How many lines in this material include the string "These"? Answer with the number and nothing further.

Stored dataset items:
——

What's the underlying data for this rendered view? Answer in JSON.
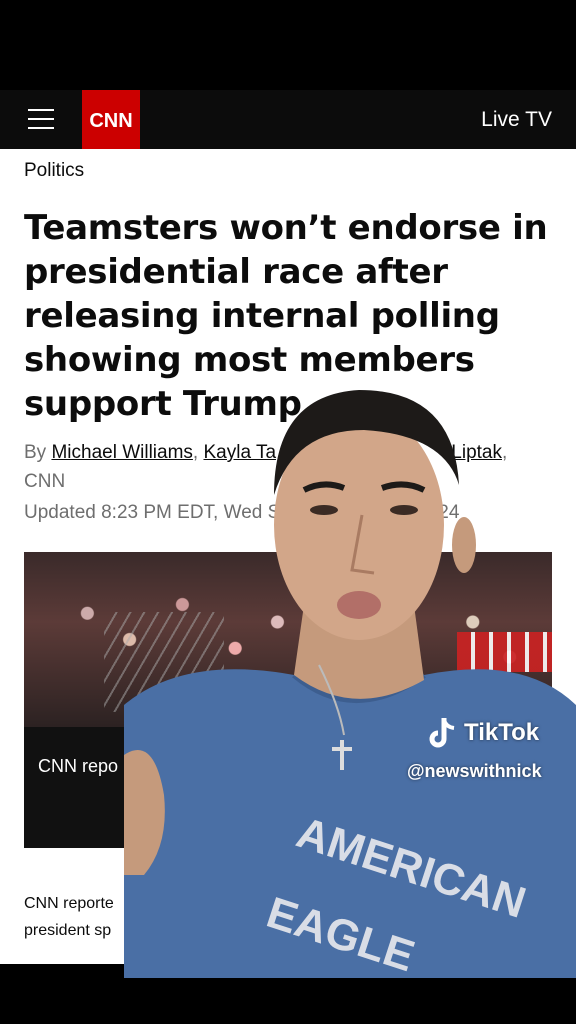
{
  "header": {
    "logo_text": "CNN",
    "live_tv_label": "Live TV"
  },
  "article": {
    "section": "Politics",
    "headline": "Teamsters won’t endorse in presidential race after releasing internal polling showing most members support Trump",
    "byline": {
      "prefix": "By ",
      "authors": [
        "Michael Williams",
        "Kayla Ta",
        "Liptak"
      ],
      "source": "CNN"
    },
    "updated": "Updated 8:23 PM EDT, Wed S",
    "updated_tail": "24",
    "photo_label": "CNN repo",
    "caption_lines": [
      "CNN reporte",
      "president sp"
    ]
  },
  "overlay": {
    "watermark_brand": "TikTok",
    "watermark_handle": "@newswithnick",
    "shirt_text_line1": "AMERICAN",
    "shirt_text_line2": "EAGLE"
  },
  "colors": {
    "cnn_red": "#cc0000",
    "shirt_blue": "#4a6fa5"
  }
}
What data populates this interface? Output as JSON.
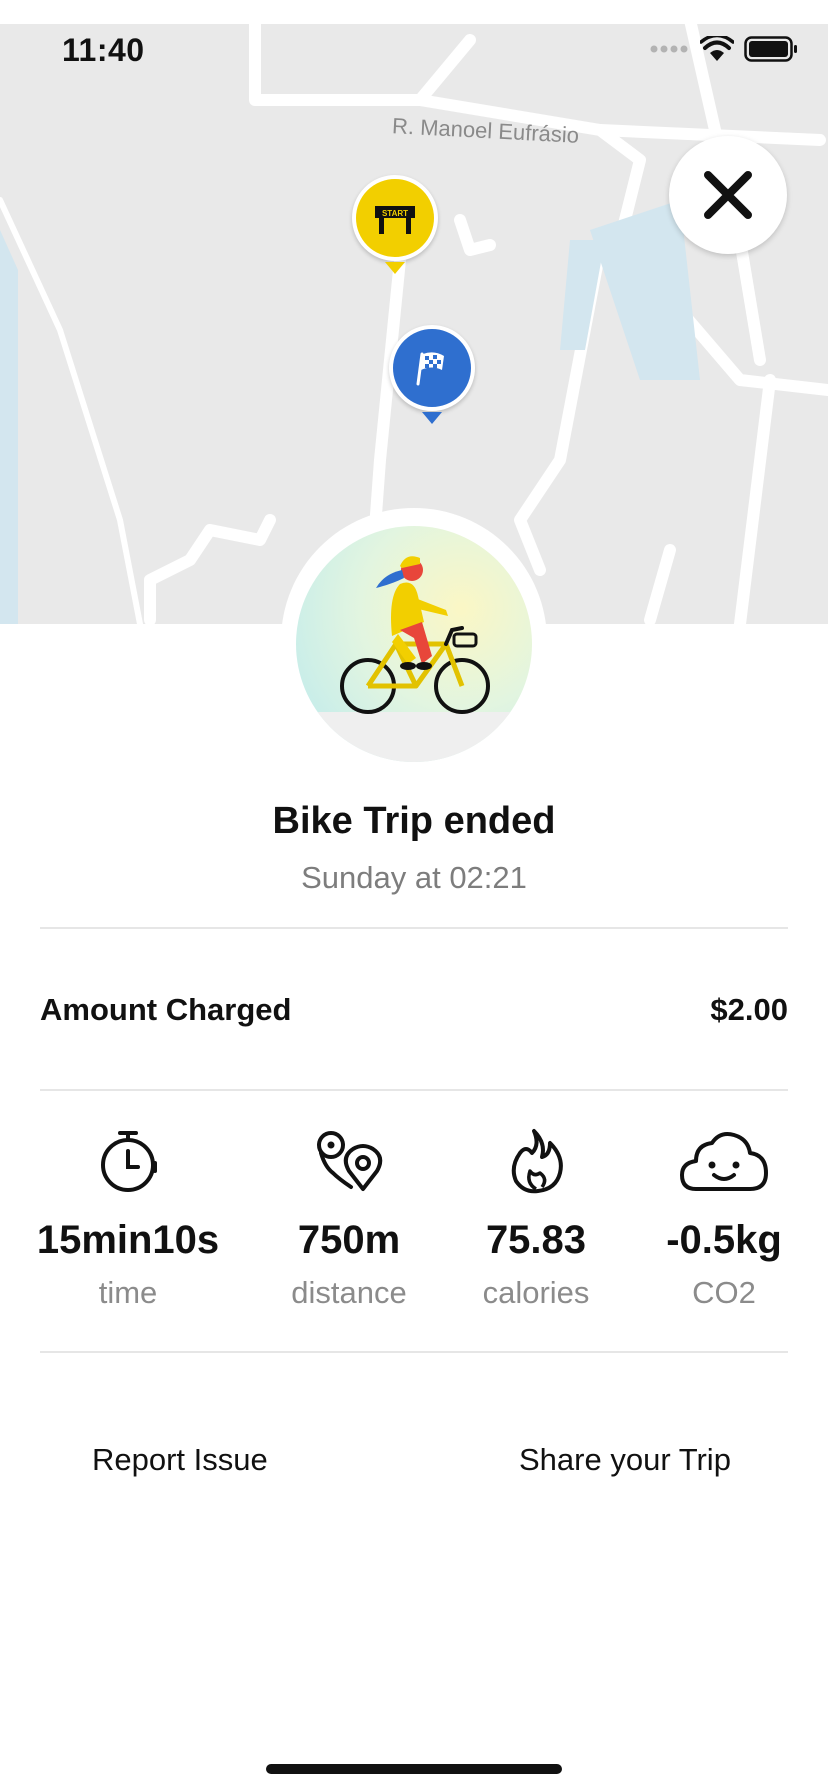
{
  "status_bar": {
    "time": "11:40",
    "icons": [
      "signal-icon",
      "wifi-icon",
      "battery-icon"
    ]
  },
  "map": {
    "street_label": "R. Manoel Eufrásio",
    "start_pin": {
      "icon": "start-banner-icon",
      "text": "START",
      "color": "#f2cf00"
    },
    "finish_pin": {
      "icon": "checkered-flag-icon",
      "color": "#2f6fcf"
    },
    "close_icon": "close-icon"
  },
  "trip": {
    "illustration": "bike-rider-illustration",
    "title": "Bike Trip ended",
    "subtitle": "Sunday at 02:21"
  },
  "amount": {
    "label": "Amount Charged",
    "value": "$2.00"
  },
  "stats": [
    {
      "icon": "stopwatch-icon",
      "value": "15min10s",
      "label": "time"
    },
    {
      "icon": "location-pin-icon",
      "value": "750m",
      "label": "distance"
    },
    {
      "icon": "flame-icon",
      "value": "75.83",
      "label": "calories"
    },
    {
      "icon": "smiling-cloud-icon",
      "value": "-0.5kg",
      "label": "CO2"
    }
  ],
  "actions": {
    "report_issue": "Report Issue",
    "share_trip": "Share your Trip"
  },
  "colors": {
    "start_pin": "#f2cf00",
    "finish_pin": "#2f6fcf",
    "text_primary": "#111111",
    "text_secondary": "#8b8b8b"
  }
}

——

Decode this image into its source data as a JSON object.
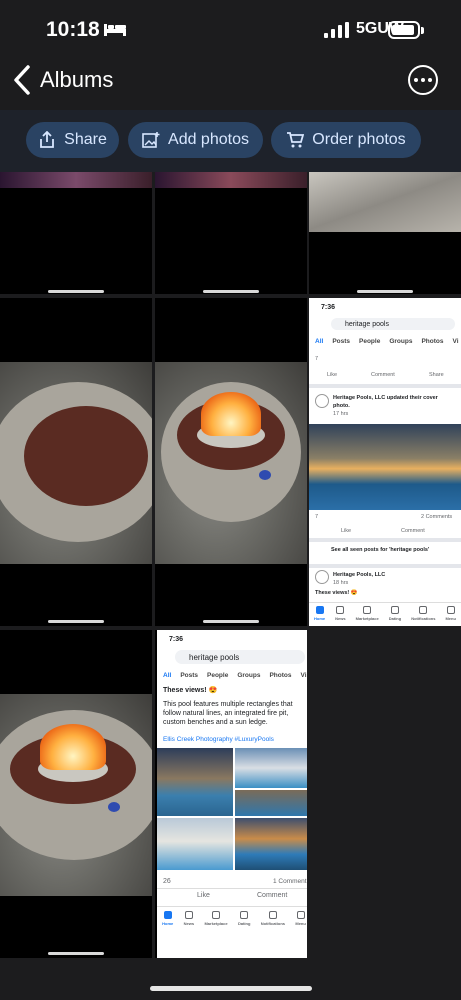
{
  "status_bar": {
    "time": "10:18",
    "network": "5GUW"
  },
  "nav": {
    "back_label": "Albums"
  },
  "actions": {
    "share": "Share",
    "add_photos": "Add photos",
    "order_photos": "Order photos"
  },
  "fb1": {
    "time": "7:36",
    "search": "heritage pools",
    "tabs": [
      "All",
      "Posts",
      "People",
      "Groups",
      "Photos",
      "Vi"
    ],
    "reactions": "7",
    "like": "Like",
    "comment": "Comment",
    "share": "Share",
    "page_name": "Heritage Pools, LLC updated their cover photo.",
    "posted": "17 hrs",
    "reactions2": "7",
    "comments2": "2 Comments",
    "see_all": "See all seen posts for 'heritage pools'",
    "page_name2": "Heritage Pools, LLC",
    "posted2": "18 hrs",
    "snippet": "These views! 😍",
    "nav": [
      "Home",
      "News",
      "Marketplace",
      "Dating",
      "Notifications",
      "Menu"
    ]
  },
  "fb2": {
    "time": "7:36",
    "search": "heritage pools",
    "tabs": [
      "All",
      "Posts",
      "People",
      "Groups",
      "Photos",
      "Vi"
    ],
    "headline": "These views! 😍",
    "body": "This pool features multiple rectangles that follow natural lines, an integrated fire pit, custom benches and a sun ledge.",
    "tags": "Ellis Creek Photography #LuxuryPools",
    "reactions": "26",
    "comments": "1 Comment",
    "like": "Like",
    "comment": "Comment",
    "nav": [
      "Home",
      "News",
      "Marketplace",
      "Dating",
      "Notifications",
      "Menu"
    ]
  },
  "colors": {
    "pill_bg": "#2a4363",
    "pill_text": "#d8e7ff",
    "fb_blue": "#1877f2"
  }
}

——

Reply |
2